Supplied material =
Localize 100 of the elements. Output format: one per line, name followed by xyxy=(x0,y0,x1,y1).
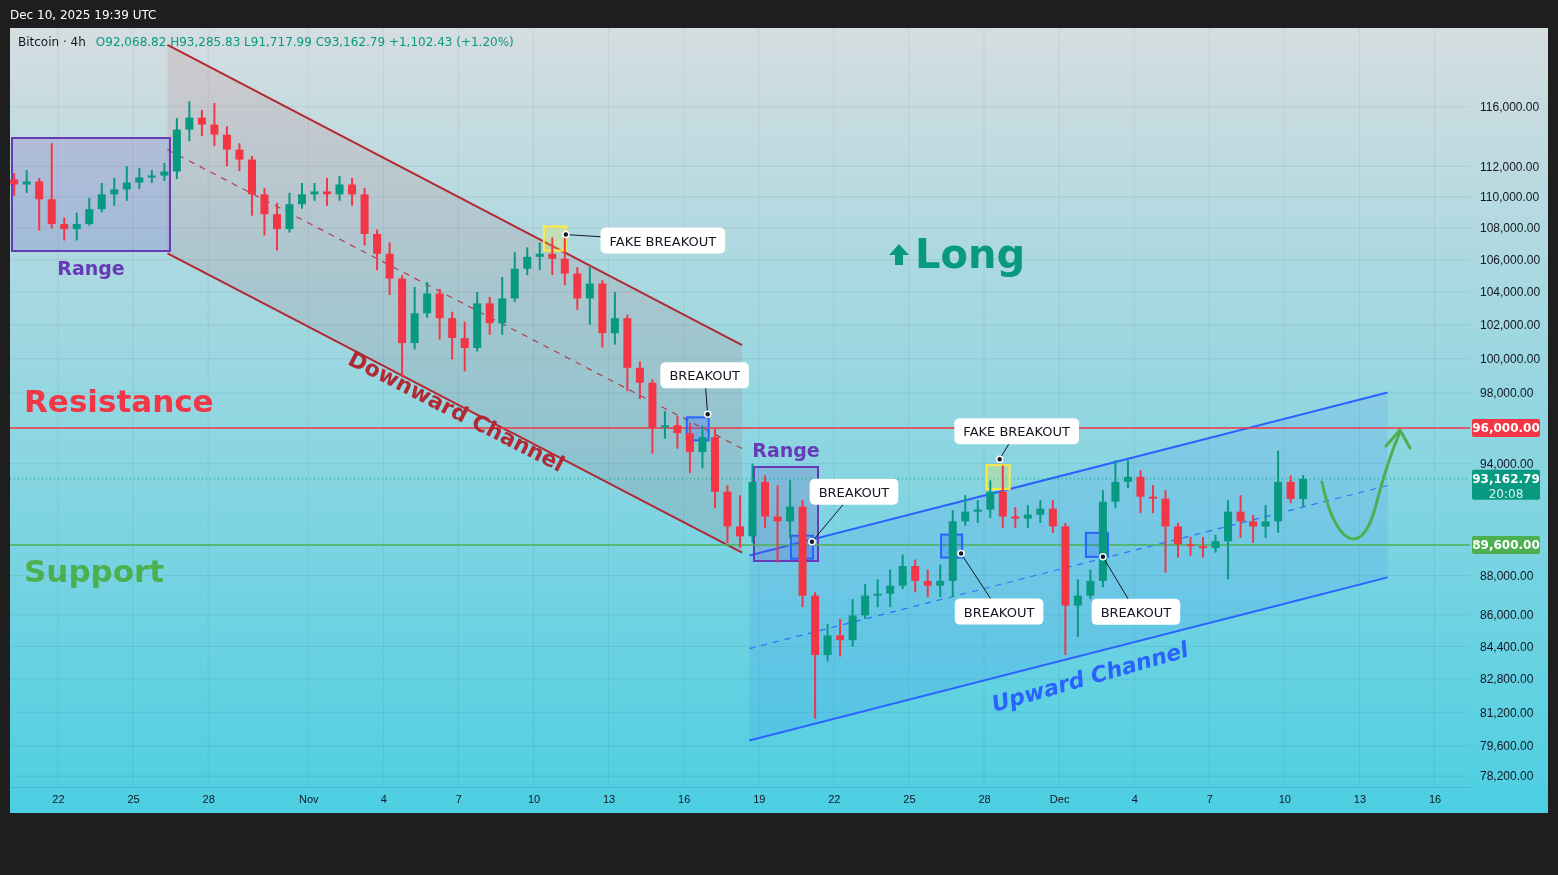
annotation: FAKE BREAKOUT xyxy=(609,233,717,249)
candlestick xyxy=(736,495,744,548)
candlestick xyxy=(836,618,845,657)
candlestick xyxy=(1086,569,1095,600)
candlestick xyxy=(873,579,882,608)
candlestick xyxy=(235,143,244,172)
candlestick xyxy=(610,292,619,345)
candlestick xyxy=(1073,579,1082,637)
candlestick xyxy=(298,183,306,209)
candlestick xyxy=(1048,500,1057,533)
candlestick xyxy=(1036,500,1045,523)
candlestick xyxy=(535,242,544,271)
y-tick-label: 88,000.00 xyxy=(1480,569,1534,583)
x-tick-label: 22 xyxy=(52,792,65,805)
x-tick-label: 4 xyxy=(380,792,387,805)
candlestick xyxy=(97,183,106,213)
candlestick xyxy=(898,554,907,590)
candlestick xyxy=(323,177,332,206)
x-tick-label: 10 xyxy=(527,792,541,805)
candlestick xyxy=(1011,507,1020,528)
candlestick xyxy=(973,500,982,523)
candlestick xyxy=(936,564,945,598)
candlestick xyxy=(210,103,219,147)
candlestick xyxy=(660,410,669,439)
candlestick xyxy=(72,212,81,241)
candlestick xyxy=(10,173,19,196)
candlestick xyxy=(423,282,432,318)
x-tick-label: 25 xyxy=(127,792,140,805)
candlestick xyxy=(110,177,119,206)
y-tick-label: 78,200.00 xyxy=(1480,769,1534,784)
candlestick xyxy=(260,187,269,236)
annotation: BREAKOUT xyxy=(1100,604,1172,620)
x-tick-label: 22 xyxy=(828,792,841,805)
candlestick xyxy=(348,177,357,206)
candlestick xyxy=(1023,505,1032,528)
y-tick-label: 106,000.00 xyxy=(1480,253,1541,268)
candlestick xyxy=(197,110,206,137)
x-tick-label: Dec xyxy=(1049,792,1070,805)
text: O92,068.82 H93,285.83 L91,717.99 C93,162.79 +1,102.43 (+1.20%) xyxy=(95,35,514,49)
y-tick-label: 79,600.00 xyxy=(1480,739,1534,754)
ref-line-label: 89,600.00 xyxy=(1472,538,1540,553)
y-tick-label: 104,000.00 xyxy=(1480,285,1541,300)
candlestick xyxy=(1249,515,1258,543)
candlestick xyxy=(310,183,319,201)
candlestick xyxy=(335,175,344,201)
annotation: Range xyxy=(752,439,820,461)
candlestick xyxy=(823,623,832,662)
ref-line-label: 93,162.79 xyxy=(1472,471,1540,486)
y-tick-label: 100,000.00 xyxy=(1480,351,1541,366)
candlestick xyxy=(548,237,557,276)
x-tick-label: 13 xyxy=(602,792,616,805)
text: Dec 10, 2025 19:39 UTC xyxy=(10,8,157,22)
candlestick xyxy=(698,425,707,469)
y-tick-label: 82,800.00 xyxy=(1480,672,1534,687)
text: Bitcoin · 4h xyxy=(18,35,86,49)
annotation: BREAKOUT xyxy=(963,604,1035,620)
ref-line-label: 96,000.00 xyxy=(1472,420,1540,435)
candlestick xyxy=(135,168,144,189)
candlestick xyxy=(1136,470,1145,514)
candlestick xyxy=(147,170,156,183)
candlestick xyxy=(1174,522,1182,558)
y-tick-label: 116,000.00 xyxy=(1480,99,1540,114)
x-tick-label: 25 xyxy=(903,792,916,805)
candlestick xyxy=(1261,505,1270,538)
candlestick xyxy=(585,267,594,325)
y-tick-label: 98,000.00 xyxy=(1480,386,1534,401)
candlestick xyxy=(485,296,494,335)
x-tick-label: 19 xyxy=(753,792,766,805)
y-tick-label: 81,200.00 xyxy=(1480,705,1534,720)
y-tick-label: 102,000.00 xyxy=(1480,318,1541,333)
candlestick xyxy=(635,361,644,400)
annotation: Resistance xyxy=(24,382,214,419)
y-tick-label: 108,000.00 xyxy=(1480,221,1541,236)
x-tick-label: 7 xyxy=(1206,792,1213,805)
candlestick xyxy=(1286,475,1295,504)
y-tick-label: 86,000.00 xyxy=(1480,608,1534,623)
annotation: Support xyxy=(24,553,165,590)
annotation: Long xyxy=(915,231,1026,277)
candlestick xyxy=(861,584,870,619)
candlestick xyxy=(911,559,920,593)
x-tick-label: 16 xyxy=(678,792,691,805)
candlestick xyxy=(222,126,231,167)
candlestick xyxy=(886,569,895,608)
candlestick xyxy=(22,170,31,193)
candlestick xyxy=(1111,460,1120,509)
annotation: BREAKOUT xyxy=(669,368,741,384)
candlestick xyxy=(1186,536,1195,556)
y-tick-label: 84,400.00 xyxy=(1480,639,1534,654)
y-tick-label: 110,000.00 xyxy=(1480,190,1540,205)
x-tick-label: 4 xyxy=(1131,792,1138,805)
candlestick xyxy=(523,247,532,276)
x-tick-label: 7 xyxy=(455,792,462,805)
x-tick-label: 28 xyxy=(978,792,991,805)
annotation: FAKE BREAKOUT xyxy=(963,424,1071,440)
candlestick xyxy=(35,177,44,231)
y-tick-label: 112,000.00 xyxy=(1480,159,1540,174)
x-tick-label: 13 xyxy=(1353,792,1367,805)
y-tick-label: 94,000.00 xyxy=(1480,457,1534,472)
candlestick xyxy=(85,197,94,226)
x-tick-label: Nov xyxy=(298,792,320,805)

Aim =
Retype the lines of the material above, from the one containing "annotation: FAKE BREAKOUT xyxy=(609,233,717,249)" through the one containing "candlestick xyxy=(610,292,619,345)", with both of those lines included and nothing changed.

Response to the exercise =
annotation: FAKE BREAKOUT xyxy=(609,233,717,249)
candlestick xyxy=(736,495,744,548)
candlestick xyxy=(836,618,845,657)
candlestick xyxy=(1086,569,1095,600)
candlestick xyxy=(873,579,882,608)
candlestick xyxy=(235,143,244,172)
candlestick xyxy=(610,292,619,345)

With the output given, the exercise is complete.